_Exercise objective_:
Return each line of the data below exactly, omitting any pictures.

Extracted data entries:

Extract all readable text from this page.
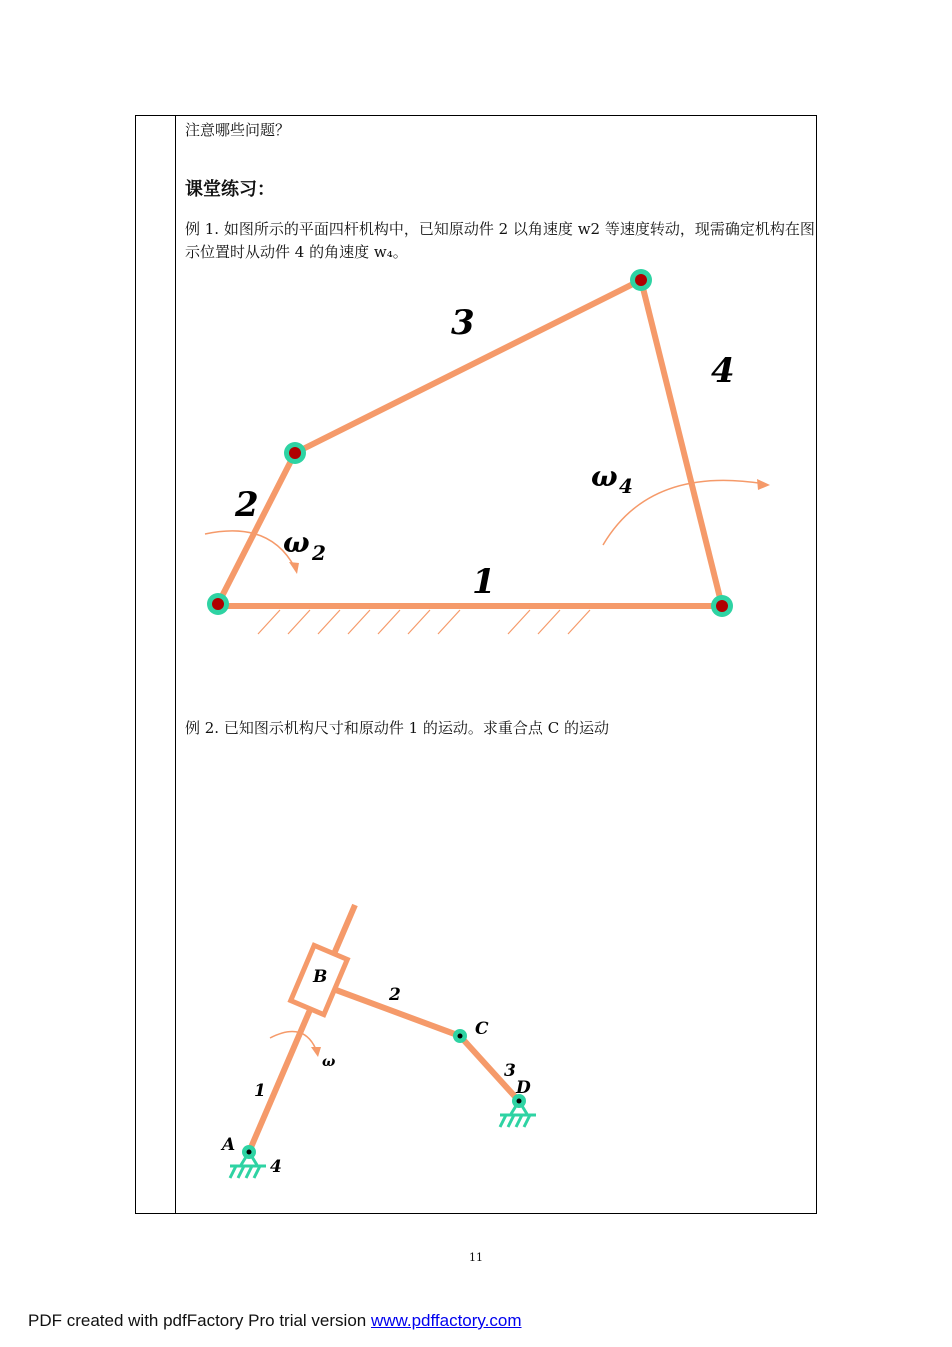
注意哪些问题？
课堂练习：
例 1. 如图所示的平面四杆机构中，已知原动件 2 以角速度 w2 等速度转动，现需确定机构在图示位置时从动件 4 的角速度 w₄。
1
2
3
4
ω 2
ω 4
例 2. 已知图示机构尺寸和原动件 1 的运动。求重合点 C 的运动
B
2
C
3
D
1
A
4
ω
11
PDF created with pdfFactory Pro trial version www.pdffactory.com
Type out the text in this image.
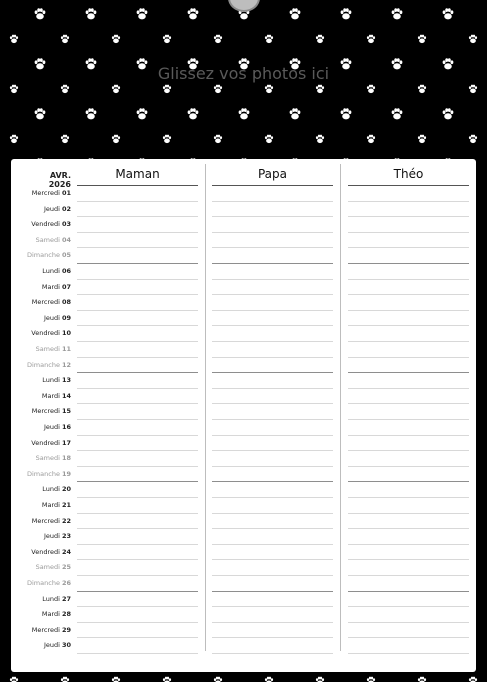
Glissez vos photos ici
AVR. 2026
Mercredi 01
Jeudi 02
Vendredi 03
Samedi 04
Dimanche 05
Lundi 06
Mardi 07
Mercredi 08
Jeudi 09
Vendredi 10
Samedi 11
Dimanche 12
Lundi 13
Mardi 14
Mercredi 15
Jeudi 16
Vendredi 17
Samedi 18
Dimanche 19
Lundi 20
Mardi 21
Mercredi 22
Jeudi 23
Vendredi 24
Samedi 25
Dimanche 26
Lundi 27
Mardi 28
Mercredi 29
Jeudi 30
Maman	Papa	Théo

_Full solution_:
Extract all readable text from this page.
注意哪些问题？
课堂练习：
例 1. 如图所示的平面四杆机构中，已知原动件 2 以角速度 w2 等速度转动，现需确定机构在图示位置时从动件 4 的角速度 w₄。
1
2
3
4
ω 2
ω 4
例 2. 已知图示机构尺寸和原动件 1 的运动。求重合点 C 的运动
B
2
C
3
D
1
A
4
ω
11
PDF created with pdfFactory Pro trial version www.pdffactory.com
Type out the text in this image.
Glissez vos photos ici
AVR. 2026
Mercredi 01
Jeudi 02
Vendredi 03
Samedi 04
Dimanche 05
Lundi 06
Mardi 07
Mercredi 08
Jeudi 09
Vendredi 10
Samedi 11
Dimanche 12
Lundi 13
Mardi 14
Mercredi 15
Jeudi 16
Vendredi 17
Samedi 18
Dimanche 19
Lundi 20
Mardi 21
Mercredi 22
Jeudi 23
Vendredi 24
Samedi 25
Dimanche 26
Lundi 27
Mardi 28
Mercredi 29
Jeudi 30
Maman	Papa	Théo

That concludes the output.